» TASK TO CARRY OUT
Only the pictures are to be left out; set down the rest of the records exactly.

--- start DATA ROWS ---

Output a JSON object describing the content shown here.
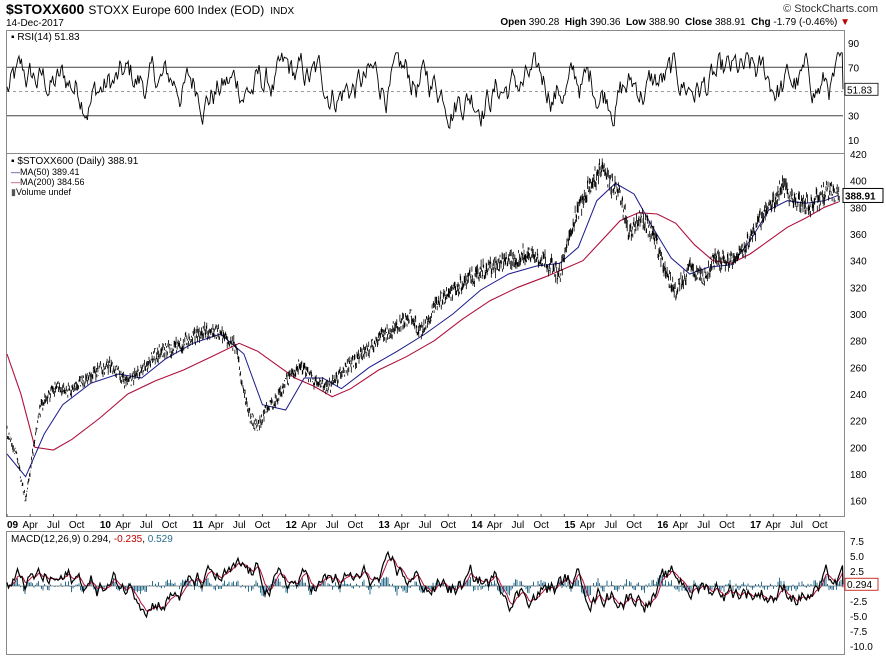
{
  "header": {
    "symbol": "$STOXX600",
    "name": "STOXX Europe 600 Index (EOD)",
    "exchange": "INDX",
    "date": "14-Dec-2017",
    "brand": "© StockCharts.com",
    "open_label": "Open",
    "open": "390.28",
    "high_label": "High",
    "high": "390.36",
    "low_label": "Low",
    "low": "388.90",
    "close_label": "Close",
    "close": "388.91",
    "chg_label": "Chg",
    "chg": "-1.79 (-0.46%)",
    "chg_arrow": "▼"
  },
  "colors": {
    "price": "#000000",
    "ma50": "#1a1a8a",
    "ma200": "#b0103a",
    "histogram": "#2a6e8c",
    "down": "#c00000"
  },
  "chart_data": [
    {
      "type": "line",
      "panel": "rsi",
      "legend": "RSI(14) 51.83",
      "ylim": [
        0,
        100
      ],
      "yticks": [
        "90",
        "70",
        "50",
        "30",
        "10"
      ],
      "reference_lines": [
        70,
        30
      ],
      "last_value": "51.83",
      "note_values": "oscillating between roughly 15 and 80"
    },
    {
      "type": "line",
      "panel": "price",
      "legend": [
        "$STOXX600 (Daily) 388.91",
        "MA(50) 389.41",
        "MA(200) 384.56",
        "Volume undef"
      ],
      "ylim": [
        150,
        420
      ],
      "yticks": [
        "420",
        "400",
        "380",
        "360",
        "340",
        "320",
        "300",
        "280",
        "260",
        "240",
        "220",
        "200",
        "180",
        "160"
      ],
      "x_labels": [
        "09",
        "Apr",
        "Jul",
        "Oct",
        "10",
        "Apr",
        "Jul",
        "Oct",
        "11",
        "Apr",
        "Jul",
        "Oct",
        "12",
        "Apr",
        "Jul",
        "Oct",
        "13",
        "Apr",
        "Jul",
        "Oct",
        "14",
        "Apr",
        "Jul",
        "Oct",
        "15",
        "Apr",
        "Jul",
        "Oct",
        "16",
        "Apr",
        "Jul",
        "Oct",
        "17",
        "Apr",
        "Jul",
        "Oct"
      ],
      "last_value": "388.91",
      "series": [
        {
          "name": "$STOXX600",
          "x": [
            2009.0,
            2009.1,
            2009.2,
            2009.35,
            2009.5,
            2009.7,
            2009.9,
            2010.1,
            2010.3,
            2010.45,
            2010.6,
            2010.8,
            2011.0,
            2011.15,
            2011.3,
            2011.45,
            2011.6,
            2011.7,
            2011.8,
            2011.9,
            2012.0,
            2012.15,
            2012.3,
            2012.45,
            2012.6,
            2012.8,
            2013.0,
            2013.2,
            2013.35,
            2013.45,
            2013.6,
            2013.8,
            2014.0,
            2014.2,
            2014.4,
            2014.6,
            2014.8,
            2014.95,
            2015.1,
            2015.25,
            2015.4,
            2015.5,
            2015.6,
            2015.7,
            2015.8,
            2015.95,
            2016.1,
            2016.2,
            2016.35,
            2016.5,
            2016.6,
            2016.75,
            2016.9,
            2017.1,
            2017.25,
            2017.35,
            2017.5,
            2017.65,
            2017.8,
            2017.95
          ],
          "values": [
            212,
            195,
            160,
            228,
            245,
            242,
            255,
            262,
            248,
            258,
            270,
            275,
            282,
            288,
            285,
            278,
            225,
            215,
            230,
            236,
            248,
            262,
            250,
            244,
            256,
            268,
            282,
            290,
            300,
            285,
            305,
            318,
            328,
            335,
            340,
            345,
            340,
            330,
            370,
            395,
            408,
            398,
            390,
            360,
            372,
            362,
            330,
            318,
            335,
            325,
            340,
            340,
            345,
            370,
            385,
            395,
            385,
            380,
            392,
            389
          ]
        },
        {
          "name": "MA(50)",
          "x": [
            2009.0,
            2009.2,
            2009.4,
            2009.6,
            2009.9,
            2010.2,
            2010.45,
            2010.7,
            2011.0,
            2011.3,
            2011.55,
            2011.75,
            2012.0,
            2012.2,
            2012.4,
            2012.6,
            2012.9,
            2013.2,
            2013.5,
            2013.8,
            2014.1,
            2014.4,
            2014.7,
            2014.95,
            2015.15,
            2015.35,
            2015.55,
            2015.75,
            2015.95,
            2016.15,
            2016.35,
            2016.55,
            2016.8,
            2017.0,
            2017.2,
            2017.4,
            2017.6,
            2017.8,
            2017.95
          ],
          "values": [
            195,
            178,
            210,
            232,
            248,
            255,
            252,
            266,
            278,
            285,
            270,
            232,
            228,
            252,
            252,
            244,
            260,
            272,
            285,
            300,
            318,
            330,
            336,
            338,
            350,
            385,
            398,
            390,
            365,
            342,
            330,
            335,
            337,
            355,
            378,
            385,
            383,
            385,
            389
          ]
        },
        {
          "name": "MA(200)",
          "x": [
            2009.0,
            2009.15,
            2009.3,
            2009.5,
            2009.7,
            2010.0,
            2010.3,
            2010.6,
            2010.9,
            2011.2,
            2011.5,
            2011.7,
            2011.9,
            2012.1,
            2012.3,
            2012.5,
            2012.7,
            2013.0,
            2013.3,
            2013.6,
            2013.9,
            2014.2,
            2014.5,
            2014.8,
            2015.0,
            2015.2,
            2015.4,
            2015.6,
            2015.8,
            2016.0,
            2016.2,
            2016.4,
            2016.6,
            2016.8,
            2017.0,
            2017.2,
            2017.4,
            2017.6,
            2017.8,
            2017.95
          ],
          "values": [
            270,
            240,
            200,
            198,
            206,
            222,
            240,
            250,
            258,
            268,
            278,
            272,
            262,
            252,
            246,
            238,
            244,
            258,
            268,
            280,
            296,
            310,
            320,
            328,
            334,
            340,
            355,
            370,
            376,
            375,
            368,
            352,
            340,
            338,
            345,
            355,
            365,
            372,
            380,
            384
          ]
        }
      ]
    },
    {
      "type": "line",
      "panel": "macd",
      "legend_parts": [
        "MACD(12,26,9)",
        "0.294",
        "-0.235",
        "0.529"
      ],
      "ylim": [
        -11,
        9
      ],
      "yticks": [
        "7.5",
        "5.0",
        "2.5",
        "0.0",
        "-2.5",
        "-5.0",
        "-7.5",
        "-10.0"
      ],
      "last_value": "0.294",
      "series": [
        {
          "name": "MACD",
          "values": [
            0.294
          ]
        },
        {
          "name": "Signal",
          "values": [
            -0.235
          ]
        },
        {
          "name": "Histogram",
          "values": [
            0.529
          ]
        }
      ]
    }
  ]
}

--- end DATA ROWS ---

» ANSWER BELOW
Output a JSON object describing the content shown here.
{
  "header": {
    "symbol": "$STOXX600",
    "name": "STOXX Europe 600 Index (EOD)",
    "exchange": "INDX",
    "date": "14-Dec-2017",
    "brand": "© StockCharts.com",
    "open_label": "Open",
    "open": "390.28",
    "high_label": "High",
    "high": "390.36",
    "low_label": "Low",
    "low": "388.90",
    "close_label": "Close",
    "close": "388.91",
    "chg_label": "Chg",
    "chg": "-1.79 (-0.46%)",
    "chg_arrow": "▼"
  },
  "colors": {
    "price": "#000000",
    "ma50": "#1a1a8a",
    "ma200": "#b0103a",
    "histogram": "#2a6e8c",
    "down": "#c00000"
  },
  "chart_data": [
    {
      "type": "line",
      "panel": "rsi",
      "legend": "RSI(14) 51.83",
      "ylim": [
        0,
        100
      ],
      "yticks": [
        "90",
        "70",
        "50",
        "30",
        "10"
      ],
      "reference_lines": [
        70,
        30
      ],
      "last_value": "51.83",
      "note_values": "oscillating between roughly 15 and 80"
    },
    {
      "type": "line",
      "panel": "price",
      "legend": [
        "$STOXX600 (Daily) 388.91",
        "MA(50) 389.41",
        "MA(200) 384.56",
        "Volume undef"
      ],
      "ylim": [
        150,
        420
      ],
      "yticks": [
        "420",
        "400",
        "380",
        "360",
        "340",
        "320",
        "300",
        "280",
        "260",
        "240",
        "220",
        "200",
        "180",
        "160"
      ],
      "x_labels": [
        "09",
        "Apr",
        "Jul",
        "Oct",
        "10",
        "Apr",
        "Jul",
        "Oct",
        "11",
        "Apr",
        "Jul",
        "Oct",
        "12",
        "Apr",
        "Jul",
        "Oct",
        "13",
        "Apr",
        "Jul",
        "Oct",
        "14",
        "Apr",
        "Jul",
        "Oct",
        "15",
        "Apr",
        "Jul",
        "Oct",
        "16",
        "Apr",
        "Jul",
        "Oct",
        "17",
        "Apr",
        "Jul",
        "Oct"
      ],
      "last_value": "388.91",
      "series": [
        {
          "name": "$STOXX600",
          "x": [
            2009.0,
            2009.1,
            2009.2,
            2009.35,
            2009.5,
            2009.7,
            2009.9,
            2010.1,
            2010.3,
            2010.45,
            2010.6,
            2010.8,
            2011.0,
            2011.15,
            2011.3,
            2011.45,
            2011.6,
            2011.7,
            2011.8,
            2011.9,
            2012.0,
            2012.15,
            2012.3,
            2012.45,
            2012.6,
            2012.8,
            2013.0,
            2013.2,
            2013.35,
            2013.45,
            2013.6,
            2013.8,
            2014.0,
            2014.2,
            2014.4,
            2014.6,
            2014.8,
            2014.95,
            2015.1,
            2015.25,
            2015.4,
            2015.5,
            2015.6,
            2015.7,
            2015.8,
            2015.95,
            2016.1,
            2016.2,
            2016.35,
            2016.5,
            2016.6,
            2016.75,
            2016.9,
            2017.1,
            2017.25,
            2017.35,
            2017.5,
            2017.65,
            2017.8,
            2017.95
          ],
          "values": [
            212,
            195,
            160,
            228,
            245,
            242,
            255,
            262,
            248,
            258,
            270,
            275,
            282,
            288,
            285,
            278,
            225,
            215,
            230,
            236,
            248,
            262,
            250,
            244,
            256,
            268,
            282,
            290,
            300,
            285,
            305,
            318,
            328,
            335,
            340,
            345,
            340,
            330,
            370,
            395,
            408,
            398,
            390,
            360,
            372,
            362,
            330,
            318,
            335,
            325,
            340,
            340,
            345,
            370,
            385,
            395,
            385,
            380,
            392,
            389
          ]
        },
        {
          "name": "MA(50)",
          "x": [
            2009.0,
            2009.2,
            2009.4,
            2009.6,
            2009.9,
            2010.2,
            2010.45,
            2010.7,
            2011.0,
            2011.3,
            2011.55,
            2011.75,
            2012.0,
            2012.2,
            2012.4,
            2012.6,
            2012.9,
            2013.2,
            2013.5,
            2013.8,
            2014.1,
            2014.4,
            2014.7,
            2014.95,
            2015.15,
            2015.35,
            2015.55,
            2015.75,
            2015.95,
            2016.15,
            2016.35,
            2016.55,
            2016.8,
            2017.0,
            2017.2,
            2017.4,
            2017.6,
            2017.8,
            2017.95
          ],
          "values": [
            195,
            178,
            210,
            232,
            248,
            255,
            252,
            266,
            278,
            285,
            270,
            232,
            228,
            252,
            252,
            244,
            260,
            272,
            285,
            300,
            318,
            330,
            336,
            338,
            350,
            385,
            398,
            390,
            365,
            342,
            330,
            335,
            337,
            355,
            378,
            385,
            383,
            385,
            389
          ]
        },
        {
          "name": "MA(200)",
          "x": [
            2009.0,
            2009.15,
            2009.3,
            2009.5,
            2009.7,
            2010.0,
            2010.3,
            2010.6,
            2010.9,
            2011.2,
            2011.5,
            2011.7,
            2011.9,
            2012.1,
            2012.3,
            2012.5,
            2012.7,
            2013.0,
            2013.3,
            2013.6,
            2013.9,
            2014.2,
            2014.5,
            2014.8,
            2015.0,
            2015.2,
            2015.4,
            2015.6,
            2015.8,
            2016.0,
            2016.2,
            2016.4,
            2016.6,
            2016.8,
            2017.0,
            2017.2,
            2017.4,
            2017.6,
            2017.8,
            2017.95
          ],
          "values": [
            270,
            240,
            200,
            198,
            206,
            222,
            240,
            250,
            258,
            268,
            278,
            272,
            262,
            252,
            246,
            238,
            244,
            258,
            268,
            280,
            296,
            310,
            320,
            328,
            334,
            340,
            355,
            370,
            376,
            375,
            368,
            352,
            340,
            338,
            345,
            355,
            365,
            372,
            380,
            384
          ]
        }
      ]
    },
    {
      "type": "line",
      "panel": "macd",
      "legend_parts": [
        "MACD(12,26,9)",
        "0.294",
        "-0.235",
        "0.529"
      ],
      "ylim": [
        -11,
        9
      ],
      "yticks": [
        "7.5",
        "5.0",
        "2.5",
        "0.0",
        "-2.5",
        "-5.0",
        "-7.5",
        "-10.0"
      ],
      "last_value": "0.294",
      "series": [
        {
          "name": "MACD",
          "values": [
            0.294
          ]
        },
        {
          "name": "Signal",
          "values": [
            -0.235
          ]
        },
        {
          "name": "Histogram",
          "values": [
            0.529
          ]
        }
      ]
    }
  ]
}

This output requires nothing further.